— Start INFORMATION GIVEN —

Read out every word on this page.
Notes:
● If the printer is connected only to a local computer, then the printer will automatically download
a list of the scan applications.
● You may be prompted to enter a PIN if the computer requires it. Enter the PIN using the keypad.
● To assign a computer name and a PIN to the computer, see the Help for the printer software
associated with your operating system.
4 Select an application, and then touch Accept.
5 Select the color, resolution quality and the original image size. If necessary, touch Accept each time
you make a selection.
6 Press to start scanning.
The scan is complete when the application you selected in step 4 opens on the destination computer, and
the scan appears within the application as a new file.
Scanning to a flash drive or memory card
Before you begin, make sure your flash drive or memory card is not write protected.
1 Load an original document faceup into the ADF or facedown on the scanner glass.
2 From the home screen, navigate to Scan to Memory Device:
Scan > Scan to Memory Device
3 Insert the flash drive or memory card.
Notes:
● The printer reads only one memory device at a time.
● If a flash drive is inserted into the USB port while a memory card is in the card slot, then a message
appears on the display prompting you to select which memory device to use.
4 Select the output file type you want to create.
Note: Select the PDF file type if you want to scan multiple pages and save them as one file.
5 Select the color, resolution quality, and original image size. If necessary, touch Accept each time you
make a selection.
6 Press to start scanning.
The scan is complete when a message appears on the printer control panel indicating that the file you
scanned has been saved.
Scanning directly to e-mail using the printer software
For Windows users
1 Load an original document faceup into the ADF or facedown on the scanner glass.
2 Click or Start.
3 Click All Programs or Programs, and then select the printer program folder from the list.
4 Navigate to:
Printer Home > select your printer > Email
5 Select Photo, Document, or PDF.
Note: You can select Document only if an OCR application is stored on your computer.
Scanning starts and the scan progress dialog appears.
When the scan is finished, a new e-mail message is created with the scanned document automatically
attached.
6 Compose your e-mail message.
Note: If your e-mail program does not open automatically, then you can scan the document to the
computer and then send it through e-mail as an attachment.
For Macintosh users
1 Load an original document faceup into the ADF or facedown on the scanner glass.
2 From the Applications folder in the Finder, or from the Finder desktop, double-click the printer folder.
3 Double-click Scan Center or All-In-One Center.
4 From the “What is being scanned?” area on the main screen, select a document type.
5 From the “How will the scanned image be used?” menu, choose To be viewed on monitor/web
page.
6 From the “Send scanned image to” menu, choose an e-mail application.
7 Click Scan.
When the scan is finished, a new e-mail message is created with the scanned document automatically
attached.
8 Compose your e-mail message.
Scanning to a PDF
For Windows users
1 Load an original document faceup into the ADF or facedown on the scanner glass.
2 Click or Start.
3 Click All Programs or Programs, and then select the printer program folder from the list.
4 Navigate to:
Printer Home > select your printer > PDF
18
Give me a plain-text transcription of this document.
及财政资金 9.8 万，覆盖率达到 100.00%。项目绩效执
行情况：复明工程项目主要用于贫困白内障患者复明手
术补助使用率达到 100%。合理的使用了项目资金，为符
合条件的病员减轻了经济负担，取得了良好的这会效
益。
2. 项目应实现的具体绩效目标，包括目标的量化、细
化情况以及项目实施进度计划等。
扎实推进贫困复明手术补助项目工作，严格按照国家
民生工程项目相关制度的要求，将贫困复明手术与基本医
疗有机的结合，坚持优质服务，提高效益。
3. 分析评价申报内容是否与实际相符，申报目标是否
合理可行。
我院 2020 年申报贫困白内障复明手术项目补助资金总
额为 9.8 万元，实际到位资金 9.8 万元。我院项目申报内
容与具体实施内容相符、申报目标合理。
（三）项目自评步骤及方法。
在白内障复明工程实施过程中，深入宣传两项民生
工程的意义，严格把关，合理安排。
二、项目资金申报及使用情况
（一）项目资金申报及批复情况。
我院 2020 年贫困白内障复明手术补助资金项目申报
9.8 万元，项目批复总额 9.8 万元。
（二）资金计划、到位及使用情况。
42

— End INFORMATION GIVEN —

▶ _WHAT YOU HAVE TO DO_
Return the lines of the records that include the string "time".

▶ _COMPLETED EXERCISE_
5 Select the color, resolution quality and the original image size. If necessary, touch Accept each time
● The printer reads only one memory device at a time.
5 Select the color, resolution quality, and original image size. If necessary, touch Accept each time you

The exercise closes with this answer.